Aim of the exercise:
Your task is to copy every line of this material exactly.

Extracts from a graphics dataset
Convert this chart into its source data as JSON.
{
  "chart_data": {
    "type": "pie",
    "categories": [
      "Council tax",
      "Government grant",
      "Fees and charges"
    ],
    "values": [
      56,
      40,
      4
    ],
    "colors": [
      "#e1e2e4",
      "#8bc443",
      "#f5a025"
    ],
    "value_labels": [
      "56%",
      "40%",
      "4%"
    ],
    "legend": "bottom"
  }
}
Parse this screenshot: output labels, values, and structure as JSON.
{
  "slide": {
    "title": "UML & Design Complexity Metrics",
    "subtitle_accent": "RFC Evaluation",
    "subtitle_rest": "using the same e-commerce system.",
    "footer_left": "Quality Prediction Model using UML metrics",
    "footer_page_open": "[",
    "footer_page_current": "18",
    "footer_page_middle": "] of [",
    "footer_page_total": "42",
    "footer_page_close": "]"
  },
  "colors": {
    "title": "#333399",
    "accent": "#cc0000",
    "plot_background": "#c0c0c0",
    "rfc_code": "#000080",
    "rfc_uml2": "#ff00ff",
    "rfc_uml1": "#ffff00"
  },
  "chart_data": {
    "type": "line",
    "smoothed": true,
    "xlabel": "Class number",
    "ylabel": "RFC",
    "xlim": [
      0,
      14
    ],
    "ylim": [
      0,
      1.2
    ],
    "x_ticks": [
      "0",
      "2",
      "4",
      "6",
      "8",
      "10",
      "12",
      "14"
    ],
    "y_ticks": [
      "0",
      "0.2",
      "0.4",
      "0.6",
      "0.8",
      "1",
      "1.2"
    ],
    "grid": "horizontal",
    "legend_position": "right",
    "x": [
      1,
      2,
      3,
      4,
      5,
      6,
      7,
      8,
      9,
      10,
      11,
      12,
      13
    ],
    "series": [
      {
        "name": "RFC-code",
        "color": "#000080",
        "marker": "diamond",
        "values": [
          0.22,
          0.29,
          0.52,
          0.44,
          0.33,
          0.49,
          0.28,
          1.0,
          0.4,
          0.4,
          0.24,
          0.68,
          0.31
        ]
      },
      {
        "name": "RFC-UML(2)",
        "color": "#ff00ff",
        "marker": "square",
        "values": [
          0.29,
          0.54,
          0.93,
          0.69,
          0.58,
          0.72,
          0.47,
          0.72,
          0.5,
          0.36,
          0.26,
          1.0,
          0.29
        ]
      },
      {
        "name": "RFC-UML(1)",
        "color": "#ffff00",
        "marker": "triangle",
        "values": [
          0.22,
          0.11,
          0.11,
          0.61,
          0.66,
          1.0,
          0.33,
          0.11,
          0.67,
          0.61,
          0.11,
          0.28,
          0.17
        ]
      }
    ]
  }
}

Solution to this exercise:
Convert this chart into its source data as JSON.
{
  "chart_data": {
    "type": "pie",
    "categories": [
      "Council tax",
      "Government grant",
      "Fees and charges"
    ],
    "values": [
      56,
      40,
      4
    ],
    "colors": [
      "#e1e2e4",
      "#8bc443",
      "#f5a025"
    ],
    "value_labels": [
      "56%",
      "40%",
      "4%"
    ],
    "legend": "bottom"
  }
}
Parse this screenshot: output labels, values, and structure as JSON.
{
  "slide": {
    "title": "UML & Design Complexity Metrics",
    "subtitle_accent": "RFC Evaluation",
    "subtitle_rest": "using the same e-commerce system.",
    "footer_left": "Quality Prediction Model using UML metrics",
    "footer_page_open": "[",
    "footer_page_current": "18",
    "footer_page_middle": "] of [",
    "footer_page_total": "42",
    "footer_page_close": "]"
  },
  "colors": {
    "title": "#333399",
    "accent": "#cc0000",
    "plot_background": "#c0c0c0",
    "rfc_code": "#000080",
    "rfc_uml2": "#ff00ff",
    "rfc_uml1": "#ffff00"
  },
  "chart_data": {
    "type": "line",
    "smoothed": true,
    "xlabel": "Class number",
    "ylabel": "RFC",
    "xlim": [
      0,
      14
    ],
    "ylim": [
      0,
      1.2
    ],
    "x_ticks": [
      "0",
      "2",
      "4",
      "6",
      "8",
      "10",
      "12",
      "14"
    ],
    "y_ticks": [
      "0",
      "0.2",
      "0.4",
      "0.6",
      "0.8",
      "1",
      "1.2"
    ],
    "grid": "horizontal",
    "legend_position": "right",
    "x": [
      1,
      2,
      3,
      4,
      5,
      6,
      7,
      8,
      9,
      10,
      11,
      12,
      13
    ],
    "series": [
      {
        "name": "RFC-code",
        "color": "#000080",
        "marker": "diamond",
        "values": [
          0.22,
          0.29,
          0.52,
          0.44,
          0.33,
          0.49,
          0.28,
          1.0,
          0.4,
          0.4,
          0.24,
          0.68,
          0.31
        ]
      },
      {
        "name": "RFC-UML(2)",
        "color": "#ff00ff",
        "marker": "square",
        "values": [
          0.29,
          0.54,
          0.93,
          0.69,
          0.58,
          0.72,
          0.47,
          0.72,
          0.5,
          0.36,
          0.26,
          1.0,
          0.29
        ]
      },
      {
        "name": "RFC-UML(1)",
        "color": "#ffff00",
        "marker": "triangle",
        "values": [
          0.22,
          0.11,
          0.11,
          0.61,
          0.66,
          1.0,
          0.33,
          0.11,
          0.67,
          0.61,
          0.11,
          0.28,
          0.17
        ]
      }
    ]
  }
}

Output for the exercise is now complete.